Records -
===============

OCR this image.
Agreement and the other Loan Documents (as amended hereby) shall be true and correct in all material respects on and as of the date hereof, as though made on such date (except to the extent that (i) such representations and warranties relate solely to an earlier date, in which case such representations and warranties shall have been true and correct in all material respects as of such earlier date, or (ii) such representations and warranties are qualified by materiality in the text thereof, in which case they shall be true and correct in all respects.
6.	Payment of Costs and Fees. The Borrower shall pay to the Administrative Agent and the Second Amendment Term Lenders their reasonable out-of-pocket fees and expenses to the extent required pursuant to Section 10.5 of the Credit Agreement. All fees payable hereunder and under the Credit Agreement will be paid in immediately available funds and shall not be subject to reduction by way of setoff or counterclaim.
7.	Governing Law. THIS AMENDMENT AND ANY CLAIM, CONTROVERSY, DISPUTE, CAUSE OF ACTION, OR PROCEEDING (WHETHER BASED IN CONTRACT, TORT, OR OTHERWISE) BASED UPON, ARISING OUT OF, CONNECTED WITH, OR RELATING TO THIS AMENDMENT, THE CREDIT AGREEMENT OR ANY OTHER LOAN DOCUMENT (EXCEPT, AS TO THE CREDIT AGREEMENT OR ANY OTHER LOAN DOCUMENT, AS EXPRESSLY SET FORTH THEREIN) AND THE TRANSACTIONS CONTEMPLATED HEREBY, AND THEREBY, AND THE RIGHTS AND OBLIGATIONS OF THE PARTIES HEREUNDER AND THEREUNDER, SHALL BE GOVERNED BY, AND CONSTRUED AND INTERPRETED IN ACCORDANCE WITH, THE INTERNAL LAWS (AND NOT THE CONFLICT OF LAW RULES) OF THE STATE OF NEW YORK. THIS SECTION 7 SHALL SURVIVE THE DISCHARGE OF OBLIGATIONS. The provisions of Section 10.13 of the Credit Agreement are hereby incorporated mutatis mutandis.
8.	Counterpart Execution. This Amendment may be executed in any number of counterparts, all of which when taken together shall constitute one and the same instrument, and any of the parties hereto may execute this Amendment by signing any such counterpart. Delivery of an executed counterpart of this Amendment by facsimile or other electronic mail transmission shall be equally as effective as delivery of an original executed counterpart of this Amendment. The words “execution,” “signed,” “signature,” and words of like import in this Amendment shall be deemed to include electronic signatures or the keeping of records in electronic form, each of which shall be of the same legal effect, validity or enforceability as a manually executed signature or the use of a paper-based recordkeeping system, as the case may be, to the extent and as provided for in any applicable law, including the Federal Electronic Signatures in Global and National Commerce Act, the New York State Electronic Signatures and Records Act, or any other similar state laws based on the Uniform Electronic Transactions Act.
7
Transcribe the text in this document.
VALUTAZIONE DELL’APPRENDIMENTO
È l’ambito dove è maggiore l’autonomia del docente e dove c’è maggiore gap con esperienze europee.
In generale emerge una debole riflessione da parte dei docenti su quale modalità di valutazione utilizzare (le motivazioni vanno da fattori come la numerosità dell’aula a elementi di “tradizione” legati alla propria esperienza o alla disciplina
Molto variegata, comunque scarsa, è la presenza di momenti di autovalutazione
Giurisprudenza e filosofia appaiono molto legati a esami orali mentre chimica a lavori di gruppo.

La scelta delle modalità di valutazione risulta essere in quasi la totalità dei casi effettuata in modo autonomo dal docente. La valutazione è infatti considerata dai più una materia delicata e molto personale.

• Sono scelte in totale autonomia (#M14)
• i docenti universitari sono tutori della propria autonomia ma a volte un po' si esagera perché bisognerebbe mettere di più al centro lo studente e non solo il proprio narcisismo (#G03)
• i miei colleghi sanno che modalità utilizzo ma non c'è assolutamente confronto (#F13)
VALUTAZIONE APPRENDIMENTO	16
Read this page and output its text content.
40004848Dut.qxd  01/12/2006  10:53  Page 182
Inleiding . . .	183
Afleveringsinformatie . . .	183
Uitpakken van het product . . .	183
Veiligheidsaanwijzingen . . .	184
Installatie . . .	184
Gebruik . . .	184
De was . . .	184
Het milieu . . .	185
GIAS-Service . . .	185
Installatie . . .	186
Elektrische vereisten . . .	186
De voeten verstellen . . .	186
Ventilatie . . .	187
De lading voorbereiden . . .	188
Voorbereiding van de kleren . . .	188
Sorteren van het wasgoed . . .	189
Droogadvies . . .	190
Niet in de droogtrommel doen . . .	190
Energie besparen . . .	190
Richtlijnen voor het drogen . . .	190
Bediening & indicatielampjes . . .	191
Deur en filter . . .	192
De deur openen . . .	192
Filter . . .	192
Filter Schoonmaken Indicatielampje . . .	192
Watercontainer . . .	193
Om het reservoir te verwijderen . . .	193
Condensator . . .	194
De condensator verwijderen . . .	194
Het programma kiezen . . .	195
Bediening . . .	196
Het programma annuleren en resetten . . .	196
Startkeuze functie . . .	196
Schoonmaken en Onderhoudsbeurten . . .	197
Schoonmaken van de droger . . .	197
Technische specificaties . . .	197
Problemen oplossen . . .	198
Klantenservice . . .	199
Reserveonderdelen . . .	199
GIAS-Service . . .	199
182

===============

Prompt - Using the listing above, say how many of its lines contain the string "verwijderen", giving nothing but the figure.

Full output - 2